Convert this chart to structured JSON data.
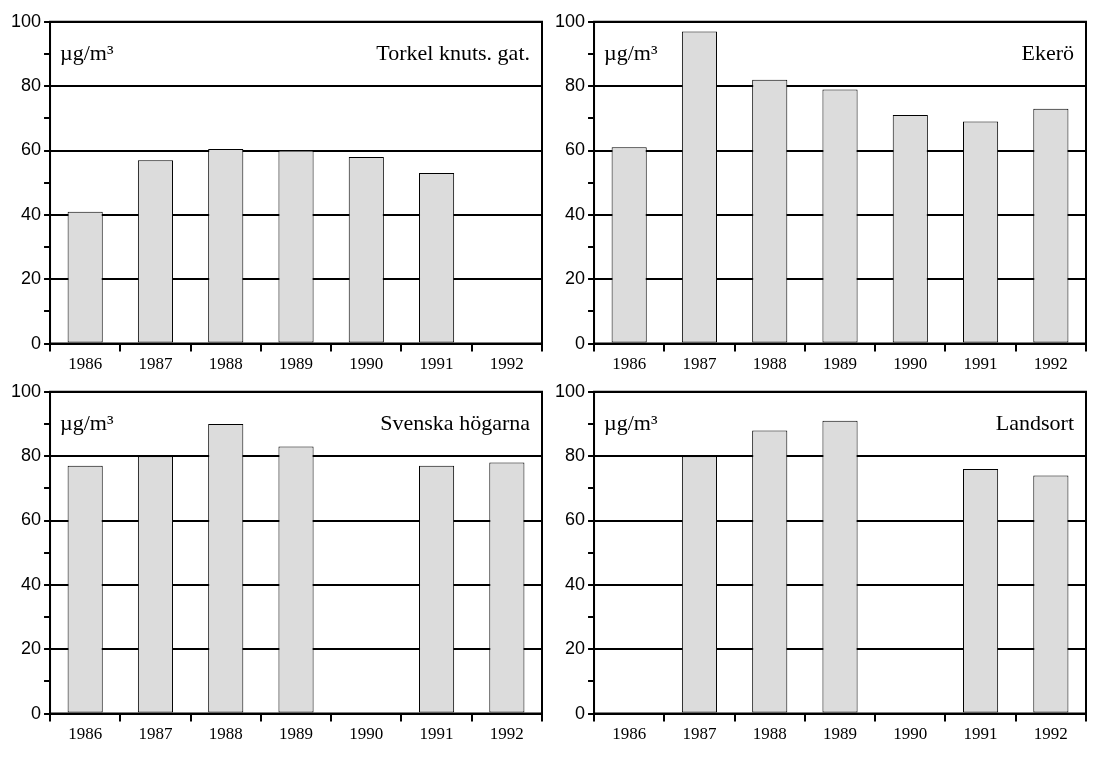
{
  "chart_data": [
    {
      "type": "bar",
      "title": "Torkel knuts. gat.",
      "ylabel": "µg/m³",
      "categories": [
        "1986",
        "1987",
        "1988",
        "1989",
        "1990",
        "1991",
        "1992"
      ],
      "values": [
        41,
        57,
        60.5,
        60,
        58,
        53,
        null
      ],
      "color": "#dcdcdc",
      "ylim": [
        0,
        100
      ],
      "yticks": [
        0,
        {
          "value": 10,
          "label": null
        },
        20,
        {
          "value": 30,
          "label": null
        },
        40,
        {
          "value": 50,
          "label": null
        },
        60,
        {
          "value": 70,
          "label": null
        },
        80,
        {
          "value": 90,
          "label": null
        },
        100
      ],
      "grid": "y"
    },
    {
      "type": "bar",
      "title": "Ekerö",
      "ylabel": "µg/m³",
      "categories": [
        "1986",
        "1987",
        "1988",
        "1989",
        "1990",
        "1991",
        "1992"
      ],
      "values": [
        61,
        97,
        82,
        79,
        71,
        69,
        73
      ],
      "color": "#dcdcdc",
      "ylim": [
        0,
        100
      ],
      "yticks": [
        0,
        {
          "value": 10,
          "label": null
        },
        20,
        {
          "value": 30,
          "label": null
        },
        40,
        {
          "value": 50,
          "label": null
        },
        60,
        {
          "value": 70,
          "label": null
        },
        80,
        {
          "value": 90,
          "label": null
        },
        100
      ],
      "grid": "y"
    },
    {
      "type": "bar",
      "title": "Svenska högarna",
      "ylabel": "µg/m³",
      "categories": [
        "1986",
        "1987",
        "1988",
        "1989",
        "1990",
        "1991",
        "1992"
      ],
      "values": [
        77,
        80,
        90,
        83,
        null,
        77,
        78
      ],
      "color": "#dcdcdc",
      "ylim": [
        0,
        100
      ],
      "yticks": [
        0,
        {
          "value": 10,
          "label": null
        },
        20,
        {
          "value": 30,
          "label": null
        },
        40,
        {
          "value": 50,
          "label": null
        },
        60,
        {
          "value": 70,
          "label": null
        },
        80,
        {
          "value": 90,
          "label": null
        },
        100
      ],
      "grid": "y"
    },
    {
      "type": "bar",
      "title": "Landsort",
      "ylabel": "µg/m³",
      "categories": [
        "1986",
        "1987",
        "1988",
        "1989",
        "1990",
        "1991",
        "1992"
      ],
      "values": [
        null,
        80,
        88,
        91,
        null,
        76,
        74
      ],
      "color": "#dcdcdc",
      "ylim": [
        0,
        100
      ],
      "yticks": [
        0,
        {
          "value": 10,
          "label": null
        },
        20,
        {
          "value": 30,
          "label": null
        },
        40,
        {
          "value": 50,
          "label": null
        },
        60,
        {
          "value": 70,
          "label": null
        },
        80,
        {
          "value": 90,
          "label": null
        },
        100
      ],
      "grid": "y"
    }
  ]
}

====

# TASK OBJECTIVE:
Using the records above, output their complete text exactly, minus any images.

# CORRECT RESULT:
Convert this chart to structured JSON data.
{
  "chart_data": [
    {
      "type": "bar",
      "title": "Torkel knuts. gat.",
      "ylabel": "µg/m³",
      "categories": [
        "1986",
        "1987",
        "1988",
        "1989",
        "1990",
        "1991",
        "1992"
      ],
      "values": [
        41,
        57,
        60.5,
        60,
        58,
        53,
        null
      ],
      "color": "#dcdcdc",
      "ylim": [
        0,
        100
      ],
      "yticks": [
        0,
        {
          "value": 10,
          "label": null
        },
        20,
        {
          "value": 30,
          "label": null
        },
        40,
        {
          "value": 50,
          "label": null
        },
        60,
        {
          "value": 70,
          "label": null
        },
        80,
        {
          "value": 90,
          "label": null
        },
        100
      ],
      "grid": "y"
    },
    {
      "type": "bar",
      "title": "Ekerö",
      "ylabel": "µg/m³",
      "categories": [
        "1986",
        "1987",
        "1988",
        "1989",
        "1990",
        "1991",
        "1992"
      ],
      "values": [
        61,
        97,
        82,
        79,
        71,
        69,
        73
      ],
      "color": "#dcdcdc",
      "ylim": [
        0,
        100
      ],
      "yticks": [
        0,
        {
          "value": 10,
          "label": null
        },
        20,
        {
          "value": 30,
          "label": null
        },
        40,
        {
          "value": 50,
          "label": null
        },
        60,
        {
          "value": 70,
          "label": null
        },
        80,
        {
          "value": 90,
          "label": null
        },
        100
      ],
      "grid": "y"
    },
    {
      "type": "bar",
      "title": "Svenska högarna",
      "ylabel": "µg/m³",
      "categories": [
        "1986",
        "1987",
        "1988",
        "1989",
        "1990",
        "1991",
        "1992"
      ],
      "values": [
        77,
        80,
        90,
        83,
        null,
        77,
        78
      ],
      "color": "#dcdcdc",
      "ylim": [
        0,
        100
      ],
      "yticks": [
        0,
        {
          "value": 10,
          "label": null
        },
        20,
        {
          "value": 30,
          "label": null
        },
        40,
        {
          "value": 50,
          "label": null
        },
        60,
        {
          "value": 70,
          "label": null
        },
        80,
        {
          "value": 90,
          "label": null
        },
        100
      ],
      "grid": "y"
    },
    {
      "type": "bar",
      "title": "Landsort",
      "ylabel": "µg/m³",
      "categories": [
        "1986",
        "1987",
        "1988",
        "1989",
        "1990",
        "1991",
        "1992"
      ],
      "values": [
        null,
        80,
        88,
        91,
        null,
        76,
        74
      ],
      "color": "#dcdcdc",
      "ylim": [
        0,
        100
      ],
      "yticks": [
        0,
        {
          "value": 10,
          "label": null
        },
        20,
        {
          "value": 30,
          "label": null
        },
        40,
        {
          "value": 50,
          "label": null
        },
        60,
        {
          "value": 70,
          "label": null
        },
        80,
        {
          "value": 90,
          "label": null
        },
        100
      ],
      "grid": "y"
    }
  ]
}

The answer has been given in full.